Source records
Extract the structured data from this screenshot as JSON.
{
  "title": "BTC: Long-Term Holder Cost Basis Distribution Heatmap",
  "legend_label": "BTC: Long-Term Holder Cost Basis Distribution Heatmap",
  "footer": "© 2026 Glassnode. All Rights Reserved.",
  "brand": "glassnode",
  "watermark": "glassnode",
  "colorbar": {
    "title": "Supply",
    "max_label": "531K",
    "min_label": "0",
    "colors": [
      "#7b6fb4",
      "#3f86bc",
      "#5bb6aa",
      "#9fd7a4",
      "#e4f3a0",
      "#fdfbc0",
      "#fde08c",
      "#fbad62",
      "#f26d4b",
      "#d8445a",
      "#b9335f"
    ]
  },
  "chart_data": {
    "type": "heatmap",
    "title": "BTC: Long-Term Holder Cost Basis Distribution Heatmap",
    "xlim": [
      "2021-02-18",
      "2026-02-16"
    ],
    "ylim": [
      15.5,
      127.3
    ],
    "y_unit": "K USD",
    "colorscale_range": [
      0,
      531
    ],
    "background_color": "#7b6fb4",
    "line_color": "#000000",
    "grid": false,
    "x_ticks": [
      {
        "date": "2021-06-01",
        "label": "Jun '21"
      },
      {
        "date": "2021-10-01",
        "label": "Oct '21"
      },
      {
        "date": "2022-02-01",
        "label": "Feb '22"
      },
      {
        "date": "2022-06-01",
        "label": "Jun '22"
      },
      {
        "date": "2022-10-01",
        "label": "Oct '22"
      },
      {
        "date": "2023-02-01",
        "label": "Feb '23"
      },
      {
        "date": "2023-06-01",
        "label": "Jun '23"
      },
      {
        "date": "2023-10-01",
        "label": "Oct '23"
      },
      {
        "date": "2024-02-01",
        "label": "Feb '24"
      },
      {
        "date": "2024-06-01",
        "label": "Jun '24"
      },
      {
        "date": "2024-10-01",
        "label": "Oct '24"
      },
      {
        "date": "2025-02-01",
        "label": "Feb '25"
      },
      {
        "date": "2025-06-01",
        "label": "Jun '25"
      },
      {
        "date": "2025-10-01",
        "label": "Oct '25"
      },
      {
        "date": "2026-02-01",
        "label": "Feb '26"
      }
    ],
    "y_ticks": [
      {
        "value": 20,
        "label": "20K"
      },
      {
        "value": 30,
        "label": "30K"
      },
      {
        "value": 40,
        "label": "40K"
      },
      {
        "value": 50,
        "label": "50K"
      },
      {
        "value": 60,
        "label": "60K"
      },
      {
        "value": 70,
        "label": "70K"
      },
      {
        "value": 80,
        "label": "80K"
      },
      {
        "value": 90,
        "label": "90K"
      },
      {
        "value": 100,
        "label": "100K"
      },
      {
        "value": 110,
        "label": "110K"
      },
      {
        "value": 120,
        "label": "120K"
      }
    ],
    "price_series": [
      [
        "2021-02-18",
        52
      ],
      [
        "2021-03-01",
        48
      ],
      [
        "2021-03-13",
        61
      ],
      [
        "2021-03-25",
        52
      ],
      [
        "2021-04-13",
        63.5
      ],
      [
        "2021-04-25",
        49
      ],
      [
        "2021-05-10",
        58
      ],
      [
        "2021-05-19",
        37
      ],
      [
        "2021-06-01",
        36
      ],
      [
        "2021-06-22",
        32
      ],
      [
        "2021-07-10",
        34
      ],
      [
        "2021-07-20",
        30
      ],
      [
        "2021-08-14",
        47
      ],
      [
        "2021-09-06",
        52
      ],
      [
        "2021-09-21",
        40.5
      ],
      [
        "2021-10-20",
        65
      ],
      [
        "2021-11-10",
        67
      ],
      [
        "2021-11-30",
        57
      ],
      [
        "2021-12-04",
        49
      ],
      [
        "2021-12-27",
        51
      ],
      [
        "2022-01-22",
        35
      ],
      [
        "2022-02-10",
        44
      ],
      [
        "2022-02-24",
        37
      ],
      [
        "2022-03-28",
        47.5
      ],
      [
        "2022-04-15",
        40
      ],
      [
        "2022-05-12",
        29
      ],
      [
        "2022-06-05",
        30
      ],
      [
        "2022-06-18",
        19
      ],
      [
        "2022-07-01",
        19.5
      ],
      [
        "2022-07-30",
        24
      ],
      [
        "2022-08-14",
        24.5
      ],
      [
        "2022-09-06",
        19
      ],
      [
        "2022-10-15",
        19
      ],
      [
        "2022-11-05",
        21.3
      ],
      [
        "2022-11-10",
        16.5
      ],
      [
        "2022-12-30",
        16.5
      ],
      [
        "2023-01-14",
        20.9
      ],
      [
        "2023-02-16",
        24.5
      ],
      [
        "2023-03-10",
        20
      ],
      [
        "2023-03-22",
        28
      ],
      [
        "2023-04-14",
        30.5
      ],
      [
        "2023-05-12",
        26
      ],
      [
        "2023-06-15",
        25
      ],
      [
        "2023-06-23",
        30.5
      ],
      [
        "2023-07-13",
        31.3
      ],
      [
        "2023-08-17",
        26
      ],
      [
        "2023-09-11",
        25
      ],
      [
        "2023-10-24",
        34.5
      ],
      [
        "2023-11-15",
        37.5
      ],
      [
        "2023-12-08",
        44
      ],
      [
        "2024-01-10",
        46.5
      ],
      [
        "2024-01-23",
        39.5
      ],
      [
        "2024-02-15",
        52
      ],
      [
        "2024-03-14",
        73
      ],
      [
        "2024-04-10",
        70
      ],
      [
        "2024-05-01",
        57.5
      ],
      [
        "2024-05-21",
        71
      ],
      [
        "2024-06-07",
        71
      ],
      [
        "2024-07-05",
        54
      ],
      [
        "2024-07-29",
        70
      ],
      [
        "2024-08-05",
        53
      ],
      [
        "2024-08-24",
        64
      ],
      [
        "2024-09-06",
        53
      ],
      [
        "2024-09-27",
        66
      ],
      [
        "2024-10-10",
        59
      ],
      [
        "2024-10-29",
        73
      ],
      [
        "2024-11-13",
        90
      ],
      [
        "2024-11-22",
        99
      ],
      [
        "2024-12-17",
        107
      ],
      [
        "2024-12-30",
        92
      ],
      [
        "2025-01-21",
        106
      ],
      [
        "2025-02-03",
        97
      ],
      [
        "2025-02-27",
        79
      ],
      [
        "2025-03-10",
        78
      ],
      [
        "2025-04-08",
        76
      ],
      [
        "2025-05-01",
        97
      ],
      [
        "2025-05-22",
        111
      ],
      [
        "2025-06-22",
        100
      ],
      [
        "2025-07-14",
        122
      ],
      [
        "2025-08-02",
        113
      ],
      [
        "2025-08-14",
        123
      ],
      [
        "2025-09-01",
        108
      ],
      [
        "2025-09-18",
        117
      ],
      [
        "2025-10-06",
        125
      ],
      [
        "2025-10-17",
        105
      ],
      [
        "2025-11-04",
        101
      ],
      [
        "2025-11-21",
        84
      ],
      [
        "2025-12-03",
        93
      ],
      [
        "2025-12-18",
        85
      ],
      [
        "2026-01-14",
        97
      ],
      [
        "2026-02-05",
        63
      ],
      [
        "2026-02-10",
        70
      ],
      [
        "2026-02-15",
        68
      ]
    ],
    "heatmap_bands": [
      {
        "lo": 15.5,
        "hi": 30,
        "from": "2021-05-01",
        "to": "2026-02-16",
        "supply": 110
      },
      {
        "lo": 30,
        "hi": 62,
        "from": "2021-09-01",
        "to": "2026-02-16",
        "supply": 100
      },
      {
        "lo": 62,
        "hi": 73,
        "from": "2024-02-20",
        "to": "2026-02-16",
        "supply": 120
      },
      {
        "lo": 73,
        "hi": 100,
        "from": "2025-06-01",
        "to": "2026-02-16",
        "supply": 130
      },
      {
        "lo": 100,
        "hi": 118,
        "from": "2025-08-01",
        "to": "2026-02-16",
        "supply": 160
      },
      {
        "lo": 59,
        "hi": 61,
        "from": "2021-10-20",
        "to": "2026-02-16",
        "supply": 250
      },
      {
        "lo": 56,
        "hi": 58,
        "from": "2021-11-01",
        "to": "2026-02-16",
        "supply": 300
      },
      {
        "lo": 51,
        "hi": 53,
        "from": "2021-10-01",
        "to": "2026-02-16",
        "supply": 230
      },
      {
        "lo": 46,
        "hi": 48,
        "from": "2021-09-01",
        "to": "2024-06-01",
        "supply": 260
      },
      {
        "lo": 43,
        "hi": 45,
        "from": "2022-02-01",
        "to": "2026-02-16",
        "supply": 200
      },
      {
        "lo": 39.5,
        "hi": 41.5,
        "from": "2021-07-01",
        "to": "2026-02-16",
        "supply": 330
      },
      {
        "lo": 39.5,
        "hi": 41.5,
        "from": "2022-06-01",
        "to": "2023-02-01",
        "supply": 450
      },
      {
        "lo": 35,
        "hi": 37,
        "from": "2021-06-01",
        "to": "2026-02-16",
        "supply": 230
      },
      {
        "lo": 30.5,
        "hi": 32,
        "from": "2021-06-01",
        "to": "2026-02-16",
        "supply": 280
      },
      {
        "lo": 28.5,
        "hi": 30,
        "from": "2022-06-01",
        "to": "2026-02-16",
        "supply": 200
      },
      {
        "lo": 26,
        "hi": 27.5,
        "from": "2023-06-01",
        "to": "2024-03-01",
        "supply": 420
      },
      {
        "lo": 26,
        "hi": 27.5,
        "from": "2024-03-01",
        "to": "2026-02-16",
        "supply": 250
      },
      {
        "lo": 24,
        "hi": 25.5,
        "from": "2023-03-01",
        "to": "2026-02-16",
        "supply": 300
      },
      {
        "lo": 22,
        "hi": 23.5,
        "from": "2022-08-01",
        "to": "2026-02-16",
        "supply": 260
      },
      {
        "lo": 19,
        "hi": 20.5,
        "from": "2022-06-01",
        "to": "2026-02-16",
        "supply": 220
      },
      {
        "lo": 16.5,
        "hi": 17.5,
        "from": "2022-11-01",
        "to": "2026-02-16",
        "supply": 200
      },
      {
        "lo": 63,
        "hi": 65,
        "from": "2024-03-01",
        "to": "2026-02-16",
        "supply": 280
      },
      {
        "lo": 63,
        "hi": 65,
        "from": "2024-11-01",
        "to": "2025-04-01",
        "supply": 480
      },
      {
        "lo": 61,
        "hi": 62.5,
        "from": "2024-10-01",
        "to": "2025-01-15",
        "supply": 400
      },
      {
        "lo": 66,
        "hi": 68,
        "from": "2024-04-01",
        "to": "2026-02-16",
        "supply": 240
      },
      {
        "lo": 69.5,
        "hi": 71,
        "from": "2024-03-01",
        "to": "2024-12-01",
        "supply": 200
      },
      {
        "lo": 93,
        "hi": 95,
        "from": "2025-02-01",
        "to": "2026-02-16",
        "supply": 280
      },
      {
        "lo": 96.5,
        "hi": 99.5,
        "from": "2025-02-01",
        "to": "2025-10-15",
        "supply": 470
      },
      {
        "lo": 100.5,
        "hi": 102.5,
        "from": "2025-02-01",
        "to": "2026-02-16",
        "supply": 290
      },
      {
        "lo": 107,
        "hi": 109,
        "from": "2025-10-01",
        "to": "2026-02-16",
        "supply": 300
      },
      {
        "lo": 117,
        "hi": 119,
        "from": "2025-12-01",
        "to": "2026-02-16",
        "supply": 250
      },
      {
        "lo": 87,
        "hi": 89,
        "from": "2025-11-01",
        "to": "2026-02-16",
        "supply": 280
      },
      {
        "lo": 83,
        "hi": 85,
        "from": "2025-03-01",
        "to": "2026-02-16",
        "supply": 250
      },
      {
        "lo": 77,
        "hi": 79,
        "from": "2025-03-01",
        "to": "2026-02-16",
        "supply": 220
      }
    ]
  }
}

• _Aim_:
Each line that has the word "Cost" should be copied.

• _Output of the task_:
  "title": "BTC: Long-Term Holder Cost Basis Distribution Heatmap",
  "legend_label": "BTC: Long-Term Holder Cost Basis Distribution Heatmap",
    "title": "BTC: Long-Term Holder Cost Basis Distribution Heatmap",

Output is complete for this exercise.